Are you able to quote each entry exactly as written?

» **Entries taken from a collection**:

▬▬▬▬▬▬

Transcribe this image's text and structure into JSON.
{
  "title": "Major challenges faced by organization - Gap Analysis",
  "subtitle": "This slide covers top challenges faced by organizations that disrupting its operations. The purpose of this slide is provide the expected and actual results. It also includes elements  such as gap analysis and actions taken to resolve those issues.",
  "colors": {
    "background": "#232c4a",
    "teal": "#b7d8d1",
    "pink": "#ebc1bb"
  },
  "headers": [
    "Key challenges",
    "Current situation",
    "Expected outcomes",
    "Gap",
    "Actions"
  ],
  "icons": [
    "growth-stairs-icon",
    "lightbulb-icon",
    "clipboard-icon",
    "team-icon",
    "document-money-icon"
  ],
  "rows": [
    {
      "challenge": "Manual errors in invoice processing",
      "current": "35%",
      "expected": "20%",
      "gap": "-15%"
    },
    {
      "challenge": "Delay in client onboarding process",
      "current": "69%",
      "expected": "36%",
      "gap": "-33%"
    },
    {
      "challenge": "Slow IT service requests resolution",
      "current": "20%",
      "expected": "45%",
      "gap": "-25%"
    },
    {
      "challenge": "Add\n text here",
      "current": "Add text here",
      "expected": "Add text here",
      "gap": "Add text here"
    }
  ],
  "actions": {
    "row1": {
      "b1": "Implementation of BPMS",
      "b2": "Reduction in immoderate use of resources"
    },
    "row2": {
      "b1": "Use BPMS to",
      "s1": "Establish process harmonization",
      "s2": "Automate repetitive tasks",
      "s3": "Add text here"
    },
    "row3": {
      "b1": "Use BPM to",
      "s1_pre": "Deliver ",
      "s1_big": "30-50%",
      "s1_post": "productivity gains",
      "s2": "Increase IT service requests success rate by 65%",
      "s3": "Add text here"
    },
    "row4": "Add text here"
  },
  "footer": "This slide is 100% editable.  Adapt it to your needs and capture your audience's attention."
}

▬▬▬▬▬▬

» **FULL RESPONSE**:
Transcribe this image's text and structure into JSON.
{
  "title": "Major challenges faced by organization - Gap Analysis",
  "subtitle": "This slide covers top challenges faced by organizations that disrupting its operations. The purpose of this slide is provide the expected and actual results. It also includes elements  such as gap analysis and actions taken to resolve those issues.",
  "colors": {
    "background": "#232c4a",
    "teal": "#b7d8d1",
    "pink": "#ebc1bb"
  },
  "headers": [
    "Key challenges",
    "Current situation",
    "Expected outcomes",
    "Gap",
    "Actions"
  ],
  "icons": [
    "growth-stairs-icon",
    "lightbulb-icon",
    "clipboard-icon",
    "team-icon",
    "document-money-icon"
  ],
  "rows": [
    {
      "challenge": "Manual errors in invoice processing",
      "current": "35%",
      "expected": "20%",
      "gap": "-15%"
    },
    {
      "challenge": "Delay in client onboarding process",
      "current": "69%",
      "expected": "36%",
      "gap": "-33%"
    },
    {
      "challenge": "Slow IT service requests resolution",
      "current": "20%",
      "expected": "45%",
      "gap": "-25%"
    },
    {
      "challenge": "Add\n text here",
      "current": "Add text here",
      "expected": "Add text here",
      "gap": "Add text here"
    }
  ],
  "actions": {
    "row1": {
      "b1": "Implementation of BPMS",
      "b2": "Reduction in immoderate use of resources"
    },
    "row2": {
      "b1": "Use BPMS to",
      "s1": "Establish process harmonization",
      "s2": "Automate repetitive tasks",
      "s3": "Add text here"
    },
    "row3": {
      "b1": "Use BPM to",
      "s1_pre": "Deliver ",
      "s1_big": "30-50%",
      "s1_post": "productivity gains",
      "s2": "Increase IT service requests success rate by 65%",
      "s3": "Add text here"
    },
    "row4": "Add text here"
  },
  "footer": "This slide is 100% editable.  Adapt it to your needs and capture your audience's attention."
}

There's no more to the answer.